### Task instructions
Give the data a second time, exactly and in full.

Raw records:

- - - - - - -

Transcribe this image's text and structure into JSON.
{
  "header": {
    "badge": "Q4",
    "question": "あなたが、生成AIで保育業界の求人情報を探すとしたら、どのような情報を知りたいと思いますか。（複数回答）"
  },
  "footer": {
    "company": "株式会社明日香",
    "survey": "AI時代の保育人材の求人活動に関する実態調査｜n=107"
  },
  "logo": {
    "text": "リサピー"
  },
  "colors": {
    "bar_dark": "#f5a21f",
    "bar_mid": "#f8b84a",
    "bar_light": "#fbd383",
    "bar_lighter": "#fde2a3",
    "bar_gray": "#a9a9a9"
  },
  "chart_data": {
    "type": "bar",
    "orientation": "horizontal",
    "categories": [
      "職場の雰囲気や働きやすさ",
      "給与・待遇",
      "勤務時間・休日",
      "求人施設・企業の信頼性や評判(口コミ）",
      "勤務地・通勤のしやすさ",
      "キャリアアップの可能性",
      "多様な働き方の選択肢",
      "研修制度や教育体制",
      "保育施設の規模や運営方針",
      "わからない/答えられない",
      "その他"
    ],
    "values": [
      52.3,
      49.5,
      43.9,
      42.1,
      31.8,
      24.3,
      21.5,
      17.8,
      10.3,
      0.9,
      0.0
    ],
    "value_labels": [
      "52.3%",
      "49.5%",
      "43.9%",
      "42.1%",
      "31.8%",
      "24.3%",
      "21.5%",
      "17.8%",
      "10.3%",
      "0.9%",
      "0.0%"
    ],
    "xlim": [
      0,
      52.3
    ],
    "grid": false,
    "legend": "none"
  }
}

- - - - - - -

### Solution to this problem
Transcribe this image's text and structure into JSON.
{
  "header": {
    "badge": "Q4",
    "question": "あなたが、生成AIで保育業界の求人情報を探すとしたら、どのような情報を知りたいと思いますか。（複数回答）"
  },
  "footer": {
    "company": "株式会社明日香",
    "survey": "AI時代の保育人材の求人活動に関する実態調査｜n=107"
  },
  "logo": {
    "text": "リサピー"
  },
  "colors": {
    "bar_dark": "#f5a21f",
    "bar_mid": "#f8b84a",
    "bar_light": "#fbd383",
    "bar_lighter": "#fde2a3",
    "bar_gray": "#a9a9a9"
  },
  "chart_data": {
    "type": "bar",
    "orientation": "horizontal",
    "categories": [
      "職場の雰囲気や働きやすさ",
      "給与・待遇",
      "勤務時間・休日",
      "求人施設・企業の信頼性や評判(口コミ）",
      "勤務地・通勤のしやすさ",
      "キャリアアップの可能性",
      "多様な働き方の選択肢",
      "研修制度や教育体制",
      "保育施設の規模や運営方針",
      "わからない/答えられない",
      "その他"
    ],
    "values": [
      52.3,
      49.5,
      43.9,
      42.1,
      31.8,
      24.3,
      21.5,
      17.8,
      10.3,
      0.9,
      0.0
    ],
    "value_labels": [
      "52.3%",
      "49.5%",
      "43.9%",
      "42.1%",
      "31.8%",
      "24.3%",
      "21.5%",
      "17.8%",
      "10.3%",
      "0.9%",
      "0.0%"
    ],
    "xlim": [
      0,
      52.3
    ],
    "grid": false,
    "legend": "none"
  }
}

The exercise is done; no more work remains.